> Records shown

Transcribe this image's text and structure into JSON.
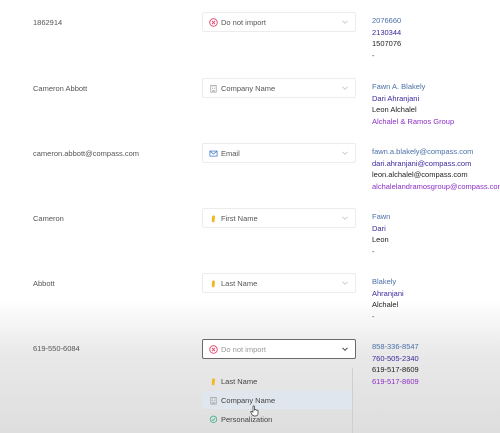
{
  "rows": [
    {
      "source": "1862914",
      "mapping": {
        "label": "Do not import",
        "icon": "do-not-import-icon"
      },
      "values": [
        "2076660",
        "2130344",
        "1507076",
        "-"
      ]
    },
    {
      "source": "Cameron Abbott",
      "mapping": {
        "label": "Company Name",
        "icon": "building-icon"
      },
      "values": [
        "Fawn A. Blakely",
        "Dari Ahranjani",
        "Leon Alchalel",
        "Alchalel & Ramos Group"
      ]
    },
    {
      "source": "cameron.abbott@compass.com",
      "mapping": {
        "label": "Email",
        "icon": "envelope-icon"
      },
      "values": [
        "fawn.a.blakely@compass.com",
        "dari.ahranjani@compass.com",
        "leon.alchalel@compass.com",
        "alchalelandramosgroup@compass.com"
      ]
    },
    {
      "source": "Cameron",
      "mapping": {
        "label": "First Name",
        "icon": "person-icon"
      },
      "values": [
        "Fawn",
        "Dari",
        "Leon",
        "-"
      ]
    },
    {
      "source": "Abbott",
      "mapping": {
        "label": "Last Name",
        "icon": "person-icon"
      },
      "values": [
        "Blakely",
        "Ahranjani",
        "Alchalel",
        "-"
      ]
    },
    {
      "source": "619-550-6084",
      "mapping": {
        "label": "Do not import",
        "icon": "do-not-import-icon"
      },
      "values": [
        "858-336-8547",
        "760-505-2340",
        "619-517-8609",
        "619-517-8609"
      ]
    }
  ],
  "dropdown": {
    "items": [
      {
        "label": "Last Name",
        "icon": "person-icon"
      },
      {
        "label": "Company Name",
        "icon": "building-icon",
        "highlighted": true
      },
      {
        "label": "Personalization",
        "icon": "chat-icon"
      }
    ]
  },
  "colors": {
    "do_not_import": "#e0456b",
    "email_icon": "#4a7fd0",
    "person_icon": "#f2b824",
    "highlight": "#dfe6ee",
    "personalization_icon": "#3fb08a"
  }
}
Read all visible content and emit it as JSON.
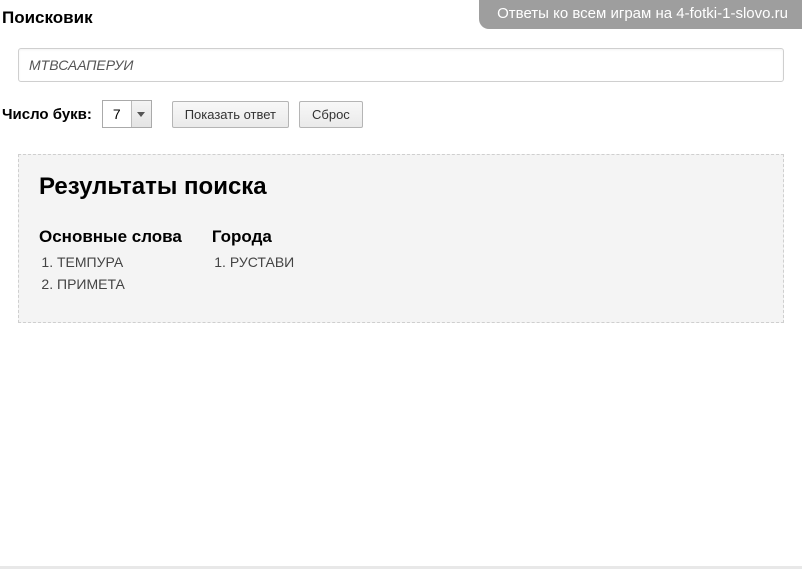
{
  "banner": "Ответы ко всем играм на 4-fotki-1-slovo.ru",
  "page_title": "Поисковик",
  "letters_value": "МТВСААПЕРУИ",
  "controls": {
    "label": "Число букв:",
    "selected": "7",
    "show_answer": "Показать ответ",
    "reset": "Сброс"
  },
  "results": {
    "title": "Результаты поиска",
    "columns": [
      {
        "heading": "Основные слова",
        "items": [
          "ТЕМПУРА",
          "ПРИМЕТА"
        ]
      },
      {
        "heading": "Города",
        "items": [
          "РУСТАВИ"
        ]
      }
    ]
  }
}
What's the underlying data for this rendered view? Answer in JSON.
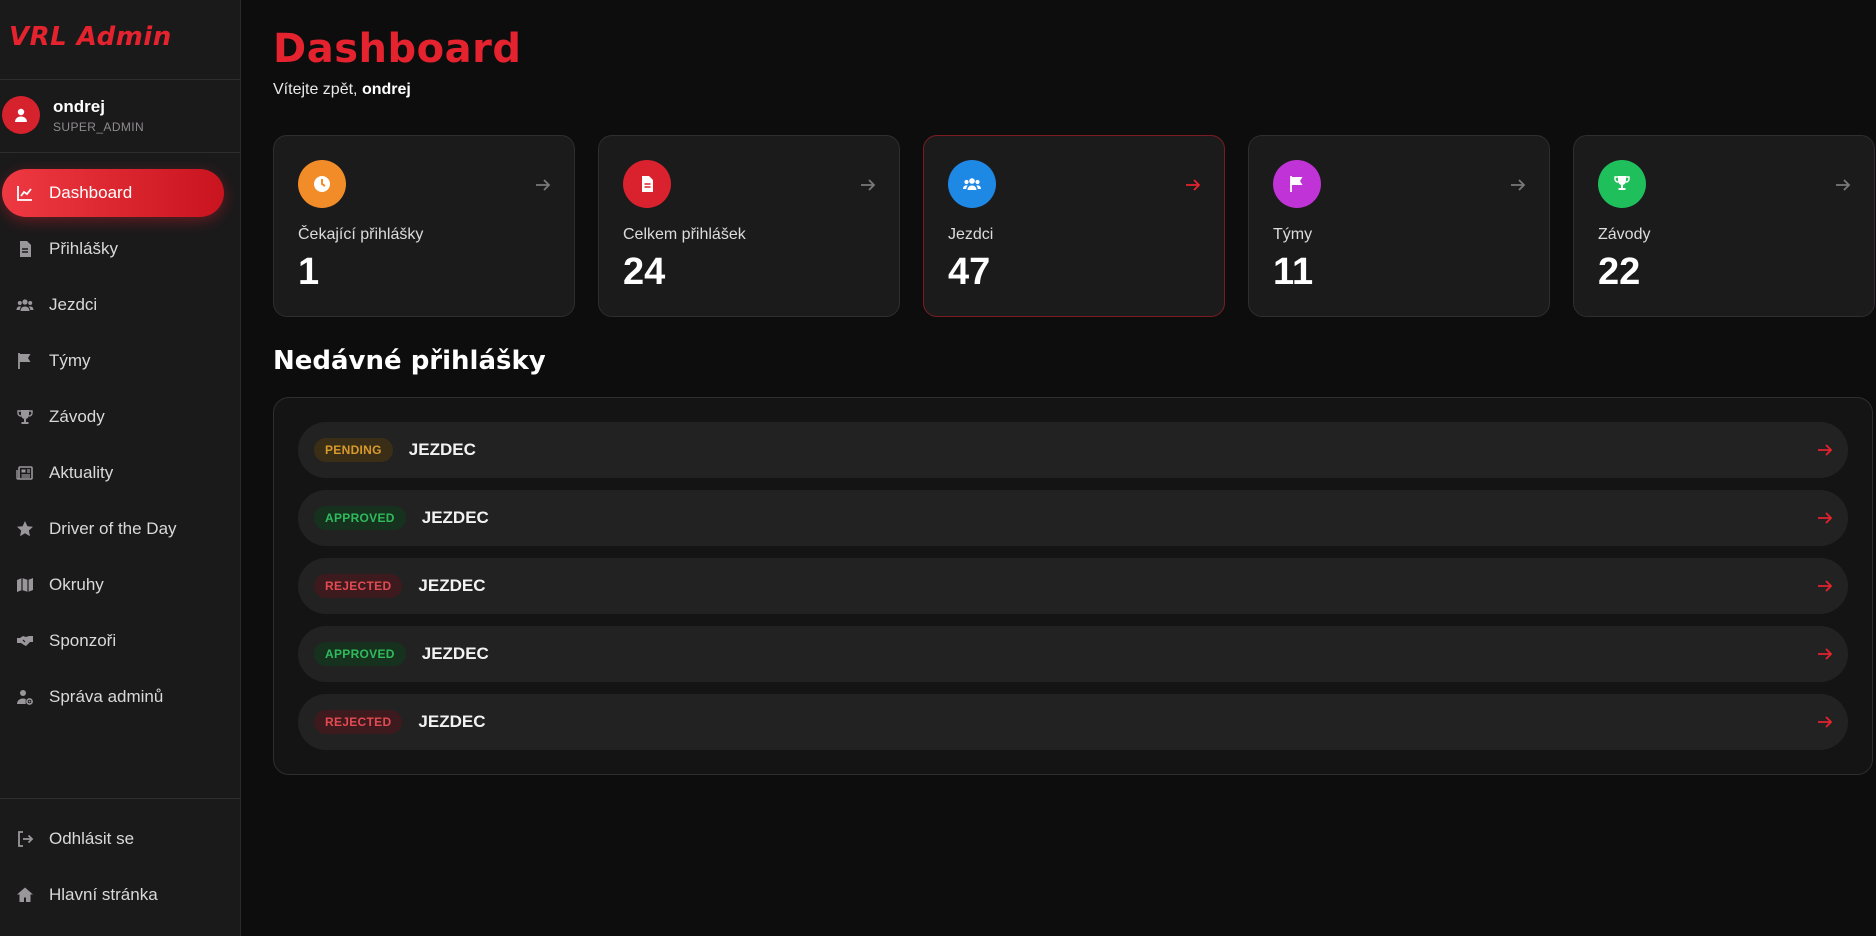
{
  "brand": "VRL Admin",
  "user": {
    "name": "ondrej",
    "role": "SUPER_ADMIN"
  },
  "nav": [
    {
      "label": "Dashboard",
      "icon": "chart-line-icon",
      "active": true
    },
    {
      "label": "Přihlášky",
      "icon": "document-icon"
    },
    {
      "label": "Jezdci",
      "icon": "users-icon"
    },
    {
      "label": "Týmy",
      "icon": "flag-icon"
    },
    {
      "label": "Závody",
      "icon": "trophy-icon"
    },
    {
      "label": "Aktuality",
      "icon": "newspaper-icon"
    },
    {
      "label": "Driver of the Day",
      "icon": "star-icon"
    },
    {
      "label": "Okruhy",
      "icon": "map-icon"
    },
    {
      "label": "Sponzoři",
      "icon": "handshake-icon"
    },
    {
      "label": "Správa adminů",
      "icon": "user-gear-icon"
    }
  ],
  "footer_nav": [
    {
      "label": "Odhlásit se",
      "icon": "logout-icon"
    },
    {
      "label": "Hlavní stránka",
      "icon": "home-icon"
    }
  ],
  "header": {
    "title": "Dashboard",
    "welcome_prefix": "Vítejte zpět, ",
    "welcome_user": "ondrej"
  },
  "stats": [
    {
      "label": "Čekající přihlášky",
      "value": "1",
      "icon": "clock-icon",
      "color": "#f28c28"
    },
    {
      "label": "Celkem přihlášek",
      "value": "24",
      "icon": "document-icon",
      "color": "#d9222e"
    },
    {
      "label": "Jezdci",
      "value": "47",
      "icon": "users-icon",
      "color": "#1e88e5"
    },
    {
      "label": "Týmy",
      "value": "11",
      "icon": "flag-icon",
      "color": "#c033d6"
    },
    {
      "label": "Závody",
      "value": "22",
      "icon": "trophy-icon",
      "color": "#1fbf5c"
    }
  ],
  "recent": {
    "title": "Nedávné přihlášky",
    "rows": [
      {
        "status": "PENDING",
        "name": "JEZDEC"
      },
      {
        "status": "APPROVED",
        "name": "JEZDEC"
      },
      {
        "status": "REJECTED",
        "name": "JEZDEC"
      },
      {
        "status": "APPROVED",
        "name": "JEZDEC"
      },
      {
        "status": "REJECTED",
        "name": "JEZDEC"
      }
    ]
  },
  "colors": {
    "accent": "#e5232f",
    "background": "#0e0d0e",
    "sidebar": "#1b1a1b",
    "card": "#1c1b1c"
  }
}
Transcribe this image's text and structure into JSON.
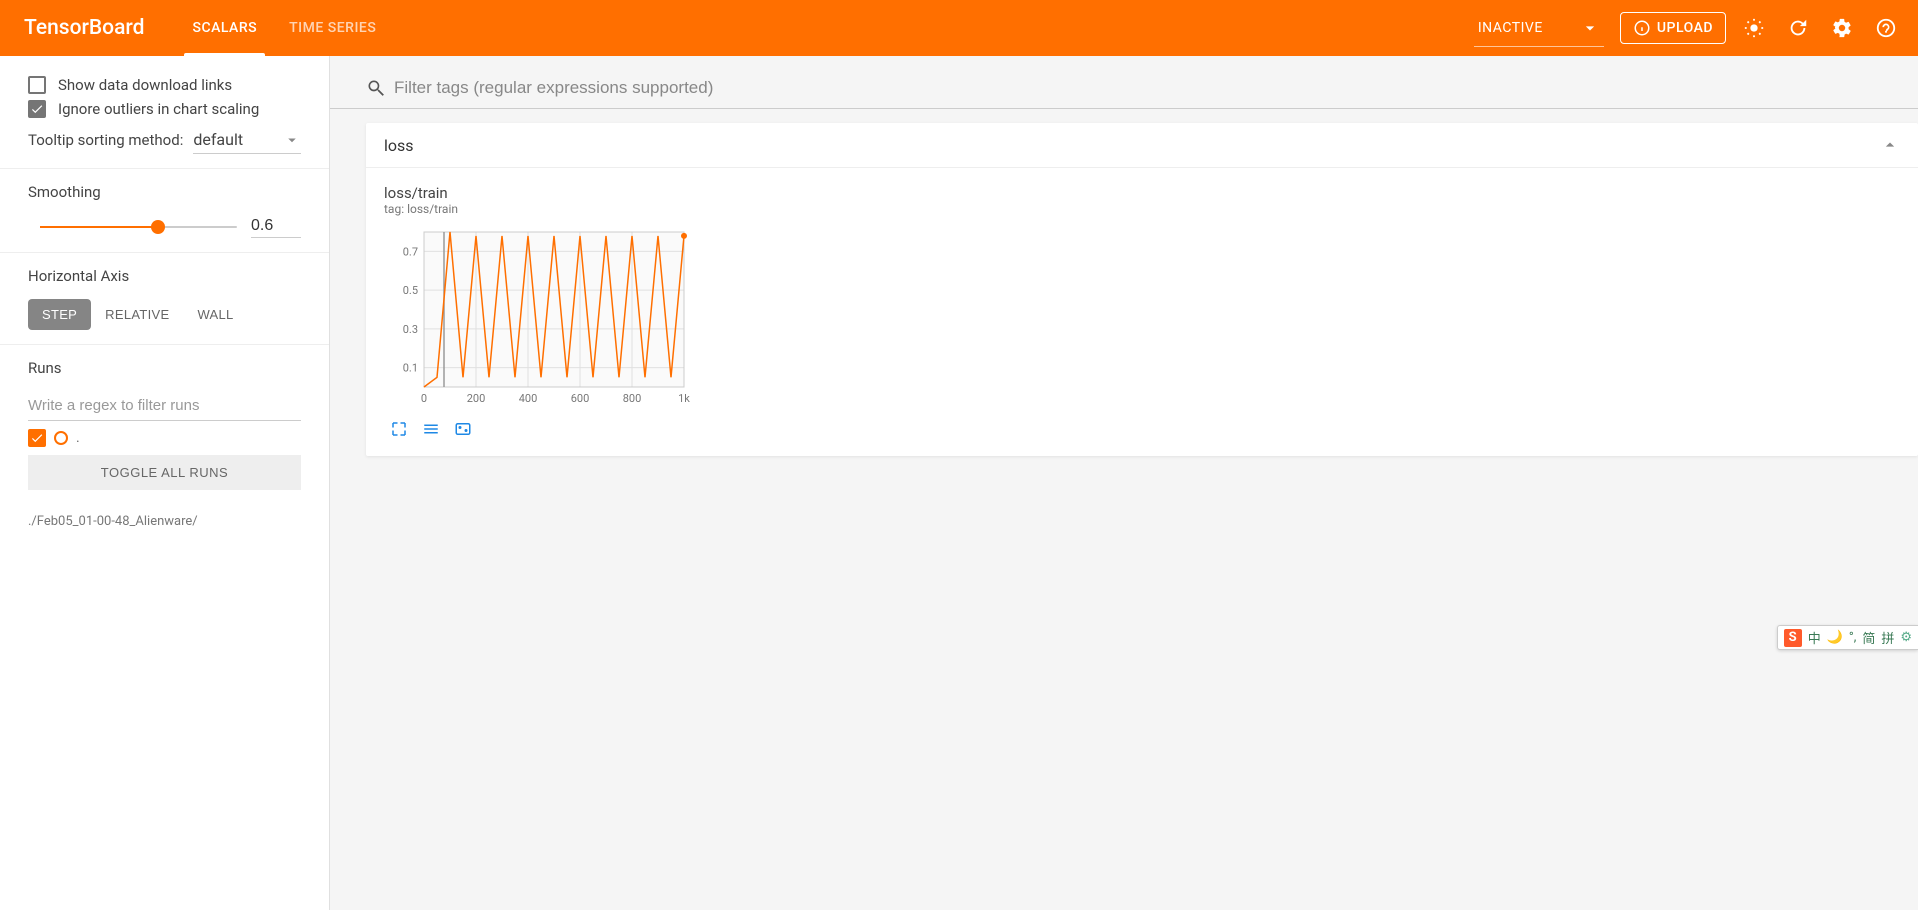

> Given problem
Identify the lines of the data that contain the word "source". Copy each of them.

> Finished answer
      "source": "1862914",
      "source": "Cameron Abbott",
      "source": "cameron.abbott@compass.com",
      "source": "Cameron",
      "source": "Abbott",
      "source": "619-550-6084",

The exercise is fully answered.